[Dataset rows]
— BEGIN —

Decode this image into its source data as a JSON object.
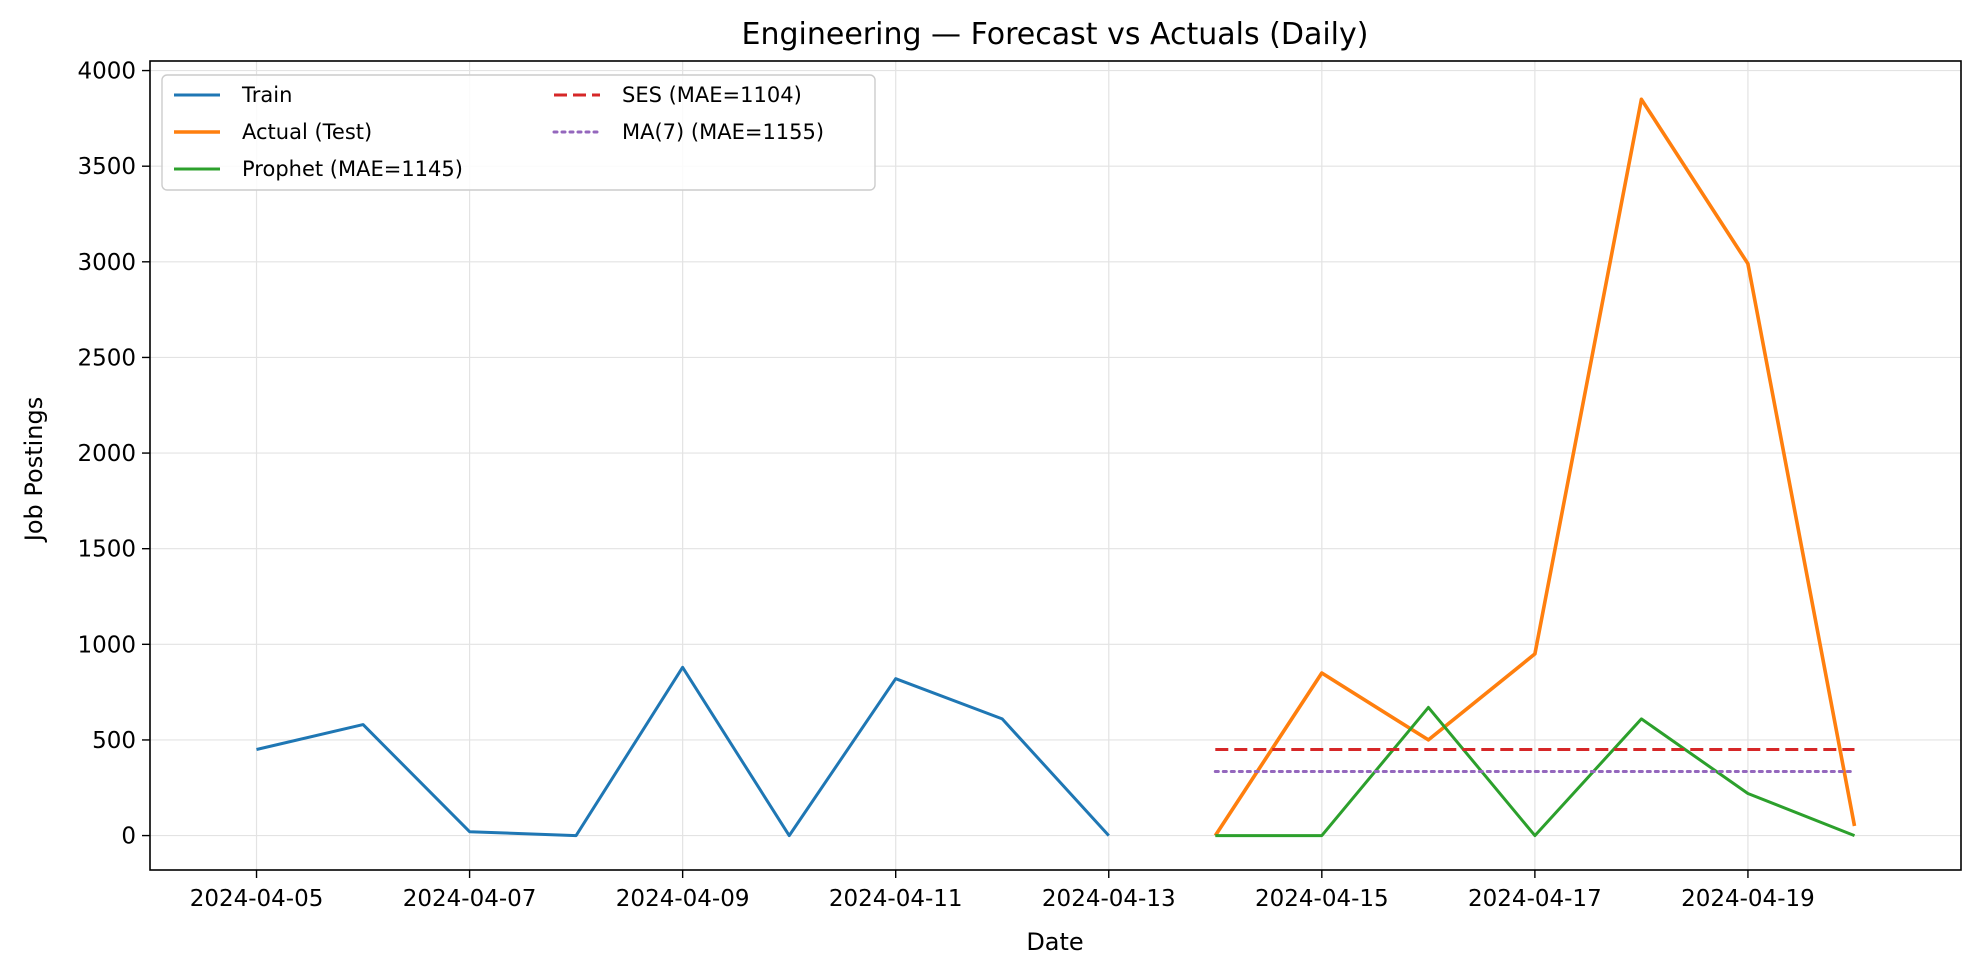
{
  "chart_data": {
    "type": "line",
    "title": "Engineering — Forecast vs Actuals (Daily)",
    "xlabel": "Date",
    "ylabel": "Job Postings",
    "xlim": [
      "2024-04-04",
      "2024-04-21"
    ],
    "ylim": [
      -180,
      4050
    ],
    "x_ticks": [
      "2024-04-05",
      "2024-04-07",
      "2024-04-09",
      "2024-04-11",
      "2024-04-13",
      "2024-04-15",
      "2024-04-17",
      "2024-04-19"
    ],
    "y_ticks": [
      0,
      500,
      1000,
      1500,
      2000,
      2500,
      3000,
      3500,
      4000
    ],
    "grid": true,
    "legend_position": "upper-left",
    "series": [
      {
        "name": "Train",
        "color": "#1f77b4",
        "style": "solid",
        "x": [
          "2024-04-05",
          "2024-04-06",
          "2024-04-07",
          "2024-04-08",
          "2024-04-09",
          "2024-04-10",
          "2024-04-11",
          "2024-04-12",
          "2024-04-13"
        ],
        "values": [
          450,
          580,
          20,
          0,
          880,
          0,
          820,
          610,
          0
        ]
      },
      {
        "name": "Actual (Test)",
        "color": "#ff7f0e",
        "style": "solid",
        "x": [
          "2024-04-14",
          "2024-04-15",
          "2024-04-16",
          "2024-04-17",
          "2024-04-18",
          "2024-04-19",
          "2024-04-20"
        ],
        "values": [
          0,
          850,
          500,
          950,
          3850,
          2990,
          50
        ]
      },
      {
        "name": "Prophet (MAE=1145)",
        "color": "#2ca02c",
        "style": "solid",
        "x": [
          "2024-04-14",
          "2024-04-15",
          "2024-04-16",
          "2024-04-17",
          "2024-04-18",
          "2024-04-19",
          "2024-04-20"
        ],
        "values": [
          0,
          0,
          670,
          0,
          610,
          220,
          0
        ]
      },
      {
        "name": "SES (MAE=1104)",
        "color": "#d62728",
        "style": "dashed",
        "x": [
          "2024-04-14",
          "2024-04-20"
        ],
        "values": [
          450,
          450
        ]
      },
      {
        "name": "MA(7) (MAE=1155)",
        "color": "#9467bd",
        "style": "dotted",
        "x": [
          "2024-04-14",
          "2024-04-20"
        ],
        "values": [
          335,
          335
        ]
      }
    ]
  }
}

— END —
— BEGIN —

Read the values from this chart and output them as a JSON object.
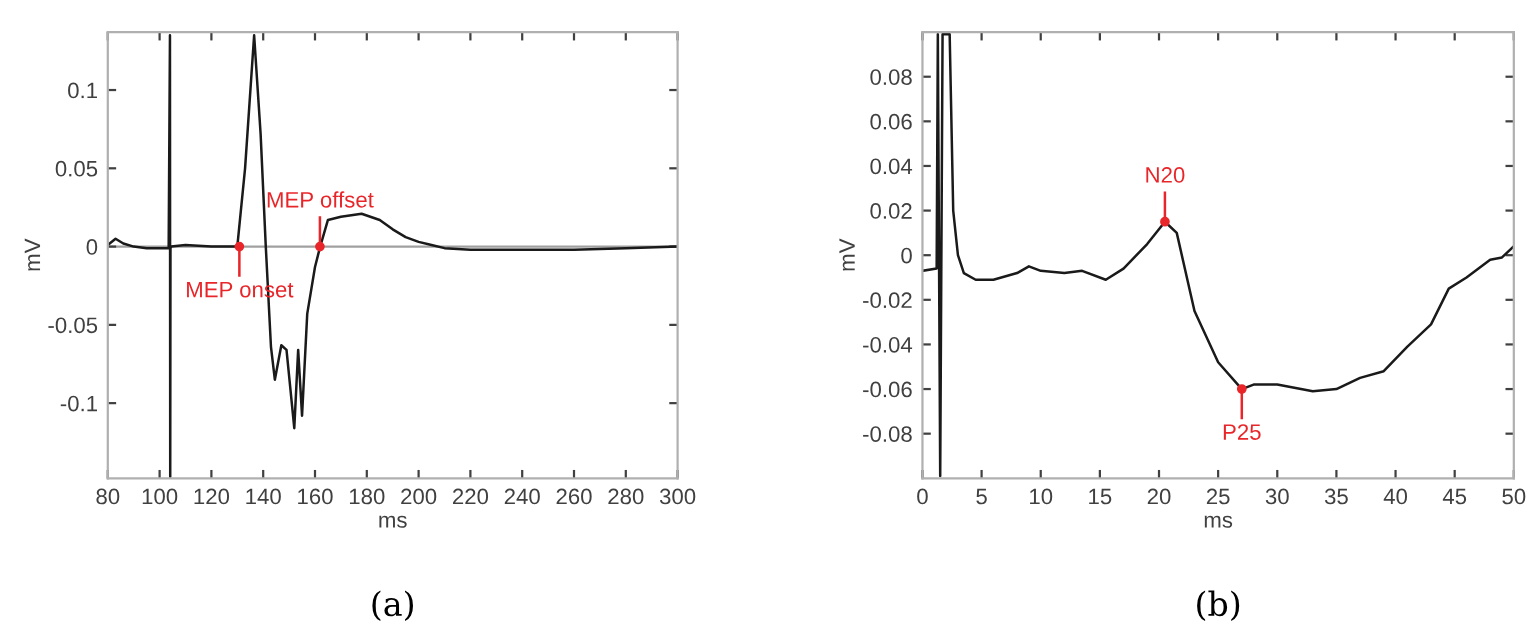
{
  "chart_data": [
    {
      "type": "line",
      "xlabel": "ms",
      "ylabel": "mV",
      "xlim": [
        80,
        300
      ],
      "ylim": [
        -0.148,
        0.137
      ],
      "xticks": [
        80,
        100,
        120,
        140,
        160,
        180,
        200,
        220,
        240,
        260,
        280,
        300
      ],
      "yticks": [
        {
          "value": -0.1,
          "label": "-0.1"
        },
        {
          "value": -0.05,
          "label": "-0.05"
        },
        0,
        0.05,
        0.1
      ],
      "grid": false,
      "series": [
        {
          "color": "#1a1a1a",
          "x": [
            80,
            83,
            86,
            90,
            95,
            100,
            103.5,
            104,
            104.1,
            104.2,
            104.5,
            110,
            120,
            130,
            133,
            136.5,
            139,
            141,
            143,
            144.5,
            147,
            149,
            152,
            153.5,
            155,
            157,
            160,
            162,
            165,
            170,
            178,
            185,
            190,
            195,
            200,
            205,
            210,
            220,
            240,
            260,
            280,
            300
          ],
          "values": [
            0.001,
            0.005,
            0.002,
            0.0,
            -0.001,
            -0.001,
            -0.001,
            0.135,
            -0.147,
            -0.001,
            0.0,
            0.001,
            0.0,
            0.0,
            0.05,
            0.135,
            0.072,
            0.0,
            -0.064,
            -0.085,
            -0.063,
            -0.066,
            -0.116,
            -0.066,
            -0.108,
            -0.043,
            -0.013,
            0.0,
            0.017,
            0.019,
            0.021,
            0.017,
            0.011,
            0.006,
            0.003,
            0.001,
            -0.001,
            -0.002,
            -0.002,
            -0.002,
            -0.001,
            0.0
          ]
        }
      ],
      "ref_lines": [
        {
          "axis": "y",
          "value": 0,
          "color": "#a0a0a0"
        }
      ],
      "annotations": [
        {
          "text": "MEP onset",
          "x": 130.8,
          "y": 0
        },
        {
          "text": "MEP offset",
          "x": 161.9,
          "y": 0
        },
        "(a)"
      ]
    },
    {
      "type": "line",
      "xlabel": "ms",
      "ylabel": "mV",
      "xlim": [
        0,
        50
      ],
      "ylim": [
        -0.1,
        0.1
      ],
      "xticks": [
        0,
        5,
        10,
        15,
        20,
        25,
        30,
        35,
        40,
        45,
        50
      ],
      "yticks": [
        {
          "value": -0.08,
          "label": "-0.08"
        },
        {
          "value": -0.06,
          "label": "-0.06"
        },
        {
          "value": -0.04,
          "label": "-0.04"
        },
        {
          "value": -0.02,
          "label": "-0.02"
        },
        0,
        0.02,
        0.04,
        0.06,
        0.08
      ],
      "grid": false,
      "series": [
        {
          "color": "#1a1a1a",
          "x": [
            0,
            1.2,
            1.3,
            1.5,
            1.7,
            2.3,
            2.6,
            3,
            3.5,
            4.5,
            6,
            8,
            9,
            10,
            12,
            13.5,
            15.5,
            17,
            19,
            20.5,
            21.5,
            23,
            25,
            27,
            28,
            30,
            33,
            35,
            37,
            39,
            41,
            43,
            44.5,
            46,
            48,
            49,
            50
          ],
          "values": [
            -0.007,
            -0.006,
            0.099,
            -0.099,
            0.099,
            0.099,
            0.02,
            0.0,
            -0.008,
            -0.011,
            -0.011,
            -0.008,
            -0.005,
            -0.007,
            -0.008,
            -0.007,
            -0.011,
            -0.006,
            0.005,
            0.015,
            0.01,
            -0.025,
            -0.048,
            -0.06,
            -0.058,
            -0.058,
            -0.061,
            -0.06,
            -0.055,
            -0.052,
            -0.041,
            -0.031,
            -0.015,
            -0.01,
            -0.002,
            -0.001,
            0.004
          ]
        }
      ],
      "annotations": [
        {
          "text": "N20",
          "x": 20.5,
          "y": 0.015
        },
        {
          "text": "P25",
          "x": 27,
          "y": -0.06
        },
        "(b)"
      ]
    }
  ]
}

— END —

--- What needs to be done ---
Copy every line in the entries above that has the string "name" in it.

--- The result ---
        "name": "Train",
        "name": "Actual (Test)",
        "name": "Prophet (MAE=1145)",
        "name": "SES (MAE=1104)",
        "name": "MA(7) (MAE=1155)",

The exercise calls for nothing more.